[Extrait du texte]:

Tunisie: arrestation musclée d'un député hostile au président Saied

17 septembre 2021 à 19h06 par AFP

AFRICA RADIO

Un député tunisien farouchement opposé au président Kais Saied, a été violemment arrêté par des policiers en civil vendredi alors qu'il se rendait au tribunal militaire de Tunis pour se présenter devant un juge d'instruction, selon son avocat qui a filmé la scène.

Enregistrements de données
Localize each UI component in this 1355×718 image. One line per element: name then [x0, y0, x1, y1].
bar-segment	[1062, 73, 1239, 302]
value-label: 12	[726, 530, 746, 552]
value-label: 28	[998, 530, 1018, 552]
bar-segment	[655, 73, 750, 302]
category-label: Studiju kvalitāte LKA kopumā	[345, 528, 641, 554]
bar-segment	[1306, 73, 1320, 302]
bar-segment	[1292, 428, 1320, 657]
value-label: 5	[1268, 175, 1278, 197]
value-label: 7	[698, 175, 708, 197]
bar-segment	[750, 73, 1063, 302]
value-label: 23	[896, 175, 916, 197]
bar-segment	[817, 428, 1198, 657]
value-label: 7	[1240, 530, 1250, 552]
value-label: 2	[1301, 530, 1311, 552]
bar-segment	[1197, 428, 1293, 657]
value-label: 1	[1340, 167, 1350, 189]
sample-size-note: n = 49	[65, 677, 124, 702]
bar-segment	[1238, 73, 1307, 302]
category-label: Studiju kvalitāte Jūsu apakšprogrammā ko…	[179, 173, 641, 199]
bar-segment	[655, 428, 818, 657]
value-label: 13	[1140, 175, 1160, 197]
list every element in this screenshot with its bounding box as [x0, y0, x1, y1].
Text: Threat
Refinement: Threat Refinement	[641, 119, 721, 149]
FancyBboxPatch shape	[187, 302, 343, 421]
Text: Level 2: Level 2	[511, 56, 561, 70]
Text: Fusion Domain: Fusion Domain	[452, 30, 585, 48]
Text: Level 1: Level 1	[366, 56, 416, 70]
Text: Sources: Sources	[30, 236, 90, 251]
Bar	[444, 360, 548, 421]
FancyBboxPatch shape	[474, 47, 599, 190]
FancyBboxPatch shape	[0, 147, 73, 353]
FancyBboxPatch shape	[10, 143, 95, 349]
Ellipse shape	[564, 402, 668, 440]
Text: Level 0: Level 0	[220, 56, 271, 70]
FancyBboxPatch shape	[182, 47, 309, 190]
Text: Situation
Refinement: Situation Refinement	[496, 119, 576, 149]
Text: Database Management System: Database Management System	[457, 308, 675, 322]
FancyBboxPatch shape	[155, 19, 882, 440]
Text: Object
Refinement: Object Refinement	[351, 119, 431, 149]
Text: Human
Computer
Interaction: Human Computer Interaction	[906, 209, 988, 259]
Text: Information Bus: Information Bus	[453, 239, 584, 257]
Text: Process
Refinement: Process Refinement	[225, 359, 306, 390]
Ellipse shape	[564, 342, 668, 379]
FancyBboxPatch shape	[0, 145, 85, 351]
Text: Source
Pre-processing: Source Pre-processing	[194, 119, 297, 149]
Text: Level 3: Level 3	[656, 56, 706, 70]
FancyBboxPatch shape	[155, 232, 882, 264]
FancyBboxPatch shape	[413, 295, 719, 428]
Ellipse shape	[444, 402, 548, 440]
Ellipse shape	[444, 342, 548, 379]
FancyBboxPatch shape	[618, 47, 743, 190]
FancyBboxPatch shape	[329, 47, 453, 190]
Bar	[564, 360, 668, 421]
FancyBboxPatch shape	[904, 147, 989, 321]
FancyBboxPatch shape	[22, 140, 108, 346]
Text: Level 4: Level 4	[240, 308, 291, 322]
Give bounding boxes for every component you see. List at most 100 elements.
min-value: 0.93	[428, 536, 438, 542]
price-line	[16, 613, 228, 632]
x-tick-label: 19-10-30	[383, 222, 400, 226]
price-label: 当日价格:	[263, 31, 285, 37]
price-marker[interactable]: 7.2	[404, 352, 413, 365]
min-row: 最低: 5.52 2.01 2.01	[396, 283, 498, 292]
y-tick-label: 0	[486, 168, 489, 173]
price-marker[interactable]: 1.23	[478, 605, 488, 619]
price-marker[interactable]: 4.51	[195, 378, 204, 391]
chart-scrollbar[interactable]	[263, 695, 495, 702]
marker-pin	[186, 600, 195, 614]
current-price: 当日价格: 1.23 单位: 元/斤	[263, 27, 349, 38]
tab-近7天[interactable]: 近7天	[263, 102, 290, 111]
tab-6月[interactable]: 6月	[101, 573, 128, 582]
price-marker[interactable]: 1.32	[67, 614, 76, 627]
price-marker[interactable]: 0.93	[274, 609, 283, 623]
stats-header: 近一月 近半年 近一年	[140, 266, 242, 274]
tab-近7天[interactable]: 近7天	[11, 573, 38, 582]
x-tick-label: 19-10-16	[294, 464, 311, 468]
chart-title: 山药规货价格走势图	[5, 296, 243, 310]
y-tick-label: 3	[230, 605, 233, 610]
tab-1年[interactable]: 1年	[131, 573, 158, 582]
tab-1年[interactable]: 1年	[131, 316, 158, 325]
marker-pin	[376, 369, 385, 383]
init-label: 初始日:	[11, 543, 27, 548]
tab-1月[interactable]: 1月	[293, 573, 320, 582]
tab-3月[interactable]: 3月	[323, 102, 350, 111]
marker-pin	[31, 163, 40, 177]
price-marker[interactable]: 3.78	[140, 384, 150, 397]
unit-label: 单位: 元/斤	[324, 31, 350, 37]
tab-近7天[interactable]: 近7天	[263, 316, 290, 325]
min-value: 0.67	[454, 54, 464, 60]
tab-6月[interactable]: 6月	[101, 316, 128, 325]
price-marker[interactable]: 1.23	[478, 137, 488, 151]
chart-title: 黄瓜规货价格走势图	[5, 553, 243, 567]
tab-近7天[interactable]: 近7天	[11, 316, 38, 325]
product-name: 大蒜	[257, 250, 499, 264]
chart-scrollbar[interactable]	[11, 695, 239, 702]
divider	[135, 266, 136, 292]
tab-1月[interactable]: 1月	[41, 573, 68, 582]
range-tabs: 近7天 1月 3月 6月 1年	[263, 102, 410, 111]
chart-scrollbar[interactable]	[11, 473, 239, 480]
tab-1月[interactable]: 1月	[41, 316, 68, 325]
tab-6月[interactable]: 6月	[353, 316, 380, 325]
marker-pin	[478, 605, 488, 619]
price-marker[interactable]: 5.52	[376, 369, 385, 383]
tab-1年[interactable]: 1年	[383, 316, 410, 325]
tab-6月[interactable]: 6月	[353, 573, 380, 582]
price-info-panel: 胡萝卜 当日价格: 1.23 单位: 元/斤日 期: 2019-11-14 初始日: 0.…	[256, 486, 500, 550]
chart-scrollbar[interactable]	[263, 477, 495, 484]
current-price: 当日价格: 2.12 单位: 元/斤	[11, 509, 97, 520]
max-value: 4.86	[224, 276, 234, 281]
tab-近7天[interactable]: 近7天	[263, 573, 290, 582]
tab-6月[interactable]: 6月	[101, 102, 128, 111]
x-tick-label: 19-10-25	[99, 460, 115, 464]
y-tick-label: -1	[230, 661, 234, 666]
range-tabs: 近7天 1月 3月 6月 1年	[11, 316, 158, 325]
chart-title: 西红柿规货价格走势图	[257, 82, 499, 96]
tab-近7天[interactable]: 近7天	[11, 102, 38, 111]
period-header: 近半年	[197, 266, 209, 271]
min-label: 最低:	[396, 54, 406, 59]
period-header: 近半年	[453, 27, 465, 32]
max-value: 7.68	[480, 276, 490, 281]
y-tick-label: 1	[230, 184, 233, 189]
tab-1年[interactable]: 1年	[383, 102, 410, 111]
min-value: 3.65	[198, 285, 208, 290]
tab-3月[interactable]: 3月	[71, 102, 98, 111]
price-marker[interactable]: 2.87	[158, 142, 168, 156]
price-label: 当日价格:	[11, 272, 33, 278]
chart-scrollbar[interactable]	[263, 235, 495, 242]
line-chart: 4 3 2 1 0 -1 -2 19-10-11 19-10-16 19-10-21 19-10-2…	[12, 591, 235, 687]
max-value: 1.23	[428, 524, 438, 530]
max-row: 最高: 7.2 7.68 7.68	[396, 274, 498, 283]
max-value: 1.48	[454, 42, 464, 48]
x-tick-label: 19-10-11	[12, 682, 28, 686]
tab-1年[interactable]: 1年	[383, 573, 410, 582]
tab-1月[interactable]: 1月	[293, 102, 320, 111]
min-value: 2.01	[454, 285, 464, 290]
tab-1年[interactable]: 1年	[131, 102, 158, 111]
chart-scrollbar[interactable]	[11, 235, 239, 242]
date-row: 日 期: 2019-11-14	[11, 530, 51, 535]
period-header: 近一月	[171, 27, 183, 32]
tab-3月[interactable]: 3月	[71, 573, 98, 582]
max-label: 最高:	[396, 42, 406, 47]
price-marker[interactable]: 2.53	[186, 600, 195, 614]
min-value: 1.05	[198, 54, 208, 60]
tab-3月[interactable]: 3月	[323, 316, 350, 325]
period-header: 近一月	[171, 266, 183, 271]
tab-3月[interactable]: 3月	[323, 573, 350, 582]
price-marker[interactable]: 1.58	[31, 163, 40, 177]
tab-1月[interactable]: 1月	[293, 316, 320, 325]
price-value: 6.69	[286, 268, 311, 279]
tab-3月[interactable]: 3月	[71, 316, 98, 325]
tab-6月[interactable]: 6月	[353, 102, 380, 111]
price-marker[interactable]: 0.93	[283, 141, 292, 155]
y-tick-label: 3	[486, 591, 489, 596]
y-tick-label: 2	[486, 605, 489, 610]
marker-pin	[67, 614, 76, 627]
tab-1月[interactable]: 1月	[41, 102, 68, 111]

[Consignes]:
**a)** Reprenez l'extrait sur l'arrestation du député en commençant à « Un député tunisien » et en terminant à « filmé la scène. », et renommez-y « policiers » en « agents ».
**b)** Répondez brièvement à ces questions sur l'extrait :
(i) À quelle date et à quelle heure l'article a-t-il été publié ?
(ii) Où le député se rendait-il au moment de son arrestation ?
(iii) Qui a filmé la scène ?

[Réponses]:
**a)**
Un député tunisien farouchement opposé au président Kais Saied, a été violemment arrêté par des agents en civil vendredi alors qu'il se rendait au tribunal militaire de Tunis pour se présenter devant un juge d'instruction, selon son avocat qui a filmé la scène.

**b)**
(i) Le 17 septembre 2021 à 19h06.
(ii) Au tribunal militaire de Tunis, pour se présenter devant un juge d'instruction.
(iii) Son avocat.